━━━━━ Given information

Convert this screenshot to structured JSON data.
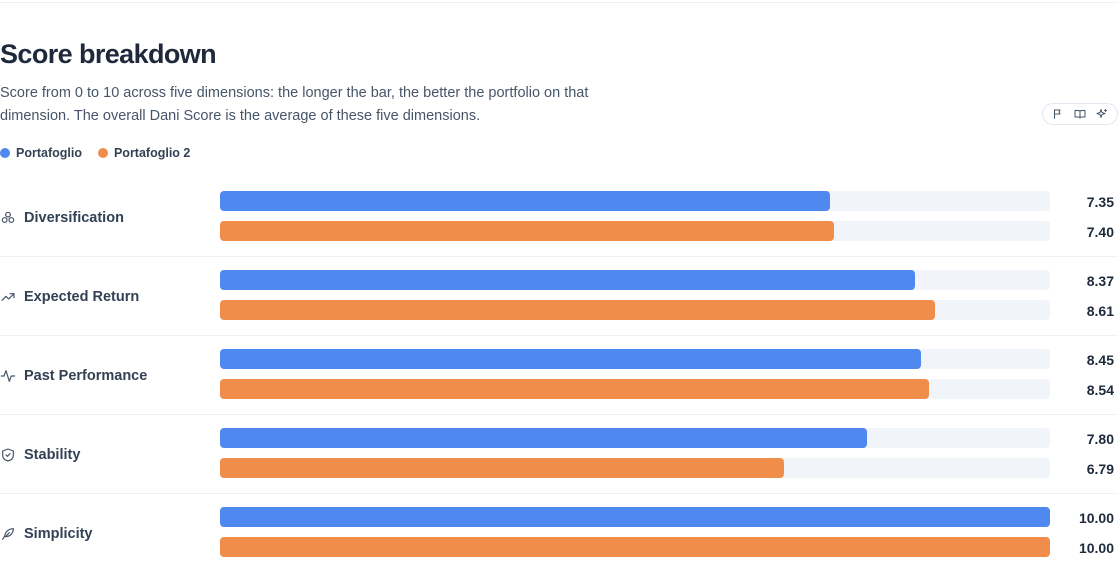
{
  "title": "Score breakdown",
  "subtitle": "Score from 0 to 10 across five dimensions: the longer the bar, the better the portfolio on that dimension. The overall Dani Score is the average of these five dimensions.",
  "toolbar": {
    "icons": [
      "flag-icon",
      "book-open-icon",
      "sparkles-icon"
    ]
  },
  "colors": {
    "series1": "#4f88ee",
    "series2": "#f08d4b",
    "track": "#f1f4f9"
  },
  "chart_data": {
    "type": "bar",
    "orientation": "horizontal",
    "xlim": [
      0,
      10
    ],
    "legend": "top-left",
    "categories": [
      "Diversification",
      "Expected Return",
      "Past Performance",
      "Stability",
      "Simplicity"
    ],
    "category_icons": [
      "cluster-icon",
      "trending-up-icon",
      "activity-icon",
      "shield-check-icon",
      "feather-icon"
    ],
    "series": [
      {
        "name": "Portafoglio",
        "values": [
          7.35,
          8.37,
          8.45,
          7.8,
          10.0
        ]
      },
      {
        "name": "Portafoglio 2",
        "values": [
          7.4,
          8.61,
          8.54,
          6.79,
          10.0
        ]
      }
    ],
    "value_labels": [
      [
        "7.35",
        "8.37",
        "8.45",
        "7.80",
        "10.00"
      ],
      [
        "7.40",
        "8.61",
        "8.54",
        "6.79",
        "10.00"
      ]
    ]
  }
}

━━━━━━━━━━

- **Requirements**
The records above should be reproduced exactly, with no pictures included.

- **Solution below**
Convert this screenshot to structured JSON data.
{
  "title": "Score breakdown",
  "subtitle": "Score from 0 to 10 across five dimensions: the longer the bar, the better the portfolio on that dimension. The overall Dani Score is the average of these five dimensions.",
  "toolbar": {
    "icons": [
      "flag-icon",
      "book-open-icon",
      "sparkles-icon"
    ]
  },
  "colors": {
    "series1": "#4f88ee",
    "series2": "#f08d4b",
    "track": "#f1f4f9"
  },
  "chart_data": {
    "type": "bar",
    "orientation": "horizontal",
    "xlim": [
      0,
      10
    ],
    "legend": "top-left",
    "categories": [
      "Diversification",
      "Expected Return",
      "Past Performance",
      "Stability",
      "Simplicity"
    ],
    "category_icons": [
      "cluster-icon",
      "trending-up-icon",
      "activity-icon",
      "shield-check-icon",
      "feather-icon"
    ],
    "series": [
      {
        "name": "Portafoglio",
        "values": [
          7.35,
          8.37,
          8.45,
          7.8,
          10.0
        ]
      },
      {
        "name": "Portafoglio 2",
        "values": [
          7.4,
          8.61,
          8.54,
          6.79,
          10.0
        ]
      }
    ],
    "value_labels": [
      [
        "7.35",
        "8.37",
        "8.45",
        "7.80",
        "10.00"
      ],
      [
        "7.40",
        "8.61",
        "8.54",
        "6.79",
        "10.00"
      ]
    ]
  }
}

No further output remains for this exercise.